Records from a collection:
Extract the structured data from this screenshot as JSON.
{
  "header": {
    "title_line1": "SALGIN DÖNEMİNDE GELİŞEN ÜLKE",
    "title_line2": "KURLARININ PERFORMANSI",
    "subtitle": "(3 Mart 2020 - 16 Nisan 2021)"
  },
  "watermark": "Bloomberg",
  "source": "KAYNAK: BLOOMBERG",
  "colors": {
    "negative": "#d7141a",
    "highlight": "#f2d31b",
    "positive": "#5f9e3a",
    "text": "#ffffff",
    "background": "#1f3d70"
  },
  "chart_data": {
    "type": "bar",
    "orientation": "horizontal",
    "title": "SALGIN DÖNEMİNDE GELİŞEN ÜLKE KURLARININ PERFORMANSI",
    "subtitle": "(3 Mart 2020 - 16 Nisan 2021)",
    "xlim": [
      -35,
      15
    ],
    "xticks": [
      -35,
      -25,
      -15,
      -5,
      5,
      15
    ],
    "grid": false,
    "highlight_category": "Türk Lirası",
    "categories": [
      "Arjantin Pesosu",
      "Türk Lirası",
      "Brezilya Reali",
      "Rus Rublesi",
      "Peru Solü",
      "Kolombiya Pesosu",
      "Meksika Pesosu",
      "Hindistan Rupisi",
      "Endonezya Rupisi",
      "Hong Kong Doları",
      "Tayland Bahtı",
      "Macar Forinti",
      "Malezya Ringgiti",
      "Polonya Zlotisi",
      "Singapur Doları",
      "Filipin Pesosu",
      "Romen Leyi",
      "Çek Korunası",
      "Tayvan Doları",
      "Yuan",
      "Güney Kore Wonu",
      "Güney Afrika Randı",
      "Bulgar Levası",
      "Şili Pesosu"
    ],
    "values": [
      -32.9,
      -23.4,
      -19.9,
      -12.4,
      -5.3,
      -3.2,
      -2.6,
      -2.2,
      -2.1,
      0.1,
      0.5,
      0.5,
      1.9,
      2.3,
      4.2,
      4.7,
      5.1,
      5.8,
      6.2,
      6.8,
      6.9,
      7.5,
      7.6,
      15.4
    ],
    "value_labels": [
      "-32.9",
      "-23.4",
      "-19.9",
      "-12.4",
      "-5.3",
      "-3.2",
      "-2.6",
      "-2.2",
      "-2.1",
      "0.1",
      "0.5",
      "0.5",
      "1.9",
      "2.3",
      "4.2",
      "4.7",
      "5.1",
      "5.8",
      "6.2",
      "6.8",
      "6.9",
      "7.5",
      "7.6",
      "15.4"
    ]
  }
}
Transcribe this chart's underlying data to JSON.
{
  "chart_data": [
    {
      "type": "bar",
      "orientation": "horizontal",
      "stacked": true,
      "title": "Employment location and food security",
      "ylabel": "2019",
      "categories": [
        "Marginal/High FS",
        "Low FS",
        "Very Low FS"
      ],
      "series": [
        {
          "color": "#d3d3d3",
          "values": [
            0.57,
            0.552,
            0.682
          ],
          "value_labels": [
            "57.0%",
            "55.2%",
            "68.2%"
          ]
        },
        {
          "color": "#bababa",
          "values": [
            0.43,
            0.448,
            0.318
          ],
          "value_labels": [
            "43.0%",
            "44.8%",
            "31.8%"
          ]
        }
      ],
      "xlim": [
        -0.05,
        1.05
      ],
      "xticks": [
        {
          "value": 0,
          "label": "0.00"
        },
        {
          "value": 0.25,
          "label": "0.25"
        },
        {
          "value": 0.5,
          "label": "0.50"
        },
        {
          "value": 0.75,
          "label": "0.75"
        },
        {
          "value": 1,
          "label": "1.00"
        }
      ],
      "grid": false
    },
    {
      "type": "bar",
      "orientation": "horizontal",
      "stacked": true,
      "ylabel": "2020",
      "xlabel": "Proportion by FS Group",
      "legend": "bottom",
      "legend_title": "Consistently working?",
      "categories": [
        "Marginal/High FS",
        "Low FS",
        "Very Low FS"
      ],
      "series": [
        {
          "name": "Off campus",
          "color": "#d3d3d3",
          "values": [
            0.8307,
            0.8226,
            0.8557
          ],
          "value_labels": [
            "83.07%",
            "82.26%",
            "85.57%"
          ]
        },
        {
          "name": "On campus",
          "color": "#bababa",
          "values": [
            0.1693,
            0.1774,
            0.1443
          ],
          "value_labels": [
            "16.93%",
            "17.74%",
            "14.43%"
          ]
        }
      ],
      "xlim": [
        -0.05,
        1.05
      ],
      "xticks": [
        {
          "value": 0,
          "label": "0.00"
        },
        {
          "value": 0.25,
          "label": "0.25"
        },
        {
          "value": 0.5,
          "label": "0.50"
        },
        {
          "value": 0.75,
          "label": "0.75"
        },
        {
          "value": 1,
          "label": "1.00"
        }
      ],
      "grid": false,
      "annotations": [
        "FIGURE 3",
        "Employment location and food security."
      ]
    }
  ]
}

• The problem: Reproduce the full set of records precisely.

• Exercise result:
Extract the structured data from this screenshot as JSON.
{
  "header": {
    "title_line1": "SALGIN DÖNEMİNDE GELİŞEN ÜLKE",
    "title_line2": "KURLARININ PERFORMANSI",
    "subtitle": "(3 Mart 2020 - 16 Nisan 2021)"
  },
  "watermark": "Bloomberg",
  "source": "KAYNAK: BLOOMBERG",
  "colors": {
    "negative": "#d7141a",
    "highlight": "#f2d31b",
    "positive": "#5f9e3a",
    "text": "#ffffff",
    "background": "#1f3d70"
  },
  "chart_data": {
    "type": "bar",
    "orientation": "horizontal",
    "title": "SALGIN DÖNEMİNDE GELİŞEN ÜLKE KURLARININ PERFORMANSI",
    "subtitle": "(3 Mart 2020 - 16 Nisan 2021)",
    "xlim": [
      -35,
      15
    ],
    "xticks": [
      -35,
      -25,
      -15,
      -5,
      5,
      15
    ],
    "grid": false,
    "highlight_category": "Türk Lirası",
    "categories": [
      "Arjantin Pesosu",
      "Türk Lirası",
      "Brezilya Reali",
      "Rus Rublesi",
      "Peru Solü",
      "Kolombiya Pesosu",
      "Meksika Pesosu",
      "Hindistan Rupisi",
      "Endonezya Rupisi",
      "Hong Kong Doları",
      "Tayland Bahtı",
      "Macar Forinti",
      "Malezya Ringgiti",
      "Polonya Zlotisi",
      "Singapur Doları",
      "Filipin Pesosu",
      "Romen Leyi",
      "Çek Korunası",
      "Tayvan Doları",
      "Yuan",
      "Güney Kore Wonu",
      "Güney Afrika Randı",
      "Bulgar Levası",
      "Şili Pesosu"
    ],
    "values": [
      -32.9,
      -23.4,
      -19.9,
      -12.4,
      -5.3,
      -3.2,
      -2.6,
      -2.2,
      -2.1,
      0.1,
      0.5,
      0.5,
      1.9,
      2.3,
      4.2,
      4.7,
      5.1,
      5.8,
      6.2,
      6.8,
      6.9,
      7.5,
      7.6,
      15.4
    ],
    "value_labels": [
      "-32.9",
      "-23.4",
      "-19.9",
      "-12.4",
      "-5.3",
      "-3.2",
      "-2.6",
      "-2.2",
      "-2.1",
      "0.1",
      "0.5",
      "0.5",
      "1.9",
      "2.3",
      "4.2",
      "4.7",
      "5.1",
      "5.8",
      "6.2",
      "6.8",
      "6.9",
      "7.5",
      "7.6",
      "15.4"
    ]
  }
}
Transcribe this chart's underlying data to JSON.
{
  "chart_data": [
    {
      "type": "bar",
      "orientation": "horizontal",
      "stacked": true,
      "title": "Employment location and food security",
      "ylabel": "2019",
      "categories": [
        "Marginal/High FS",
        "Low FS",
        "Very Low FS"
      ],
      "series": [
        {
          "color": "#d3d3d3",
          "values": [
            0.57,
            0.552,
            0.682
          ],
          "value_labels": [
            "57.0%",
            "55.2%",
            "68.2%"
          ]
        },
        {
          "color": "#bababa",
          "values": [
            0.43,
            0.448,
            0.318
          ],
          "value_labels": [
            "43.0%",
            "44.8%",
            "31.8%"
          ]
        }
      ],
      "xlim": [
        -0.05,
        1.05
      ],
      "xticks": [
        {
          "value": 0,
          "label": "0.00"
        },
        {
          "value": 0.25,
          "label": "0.25"
        },
        {
          "value": 0.5,
          "label": "0.50"
        },
        {
          "value": 0.75,
          "label": "0.75"
        },
        {
          "value": 1,
          "label": "1.00"
        }
      ],
      "grid": false
    },
    {
      "type": "bar",
      "orientation": "horizontal",
      "stacked": true,
      "ylabel": "2020",
      "xlabel": "Proportion by FS Group",
      "legend": "bottom",
      "legend_title": "Consistently working?",
      "categories": [
        "Marginal/High FS",
        "Low FS",
        "Very Low FS"
      ],
      "series": [
        {
          "name": "Off campus",
          "color": "#d3d3d3",
          "values": [
            0.8307,
            0.8226,
            0.8557
          ],
          "value_labels": [
            "83.07%",
            "82.26%",
            "85.57%"
          ]
        },
        {
          "name": "On campus",
          "color": "#bababa",
          "values": [
            0.1693,
            0.1774,
            0.1443
          ],
          "value_labels": [
            "16.93%",
            "17.74%",
            "14.43%"
          ]
        }
      ],
      "xlim": [
        -0.05,
        1.05
      ],
      "xticks": [
        {
          "value": 0,
          "label": "0.00"
        },
        {
          "value": 0.25,
          "label": "0.25"
        },
        {
          "value": 0.5,
          "label": "0.50"
        },
        {
          "value": 0.75,
          "label": "0.75"
        },
        {
          "value": 1,
          "label": "1.00"
        }
      ],
      "grid": false,
      "annotations": [
        "FIGURE 3",
        "Employment location and food security."
      ]
    }
  ]
}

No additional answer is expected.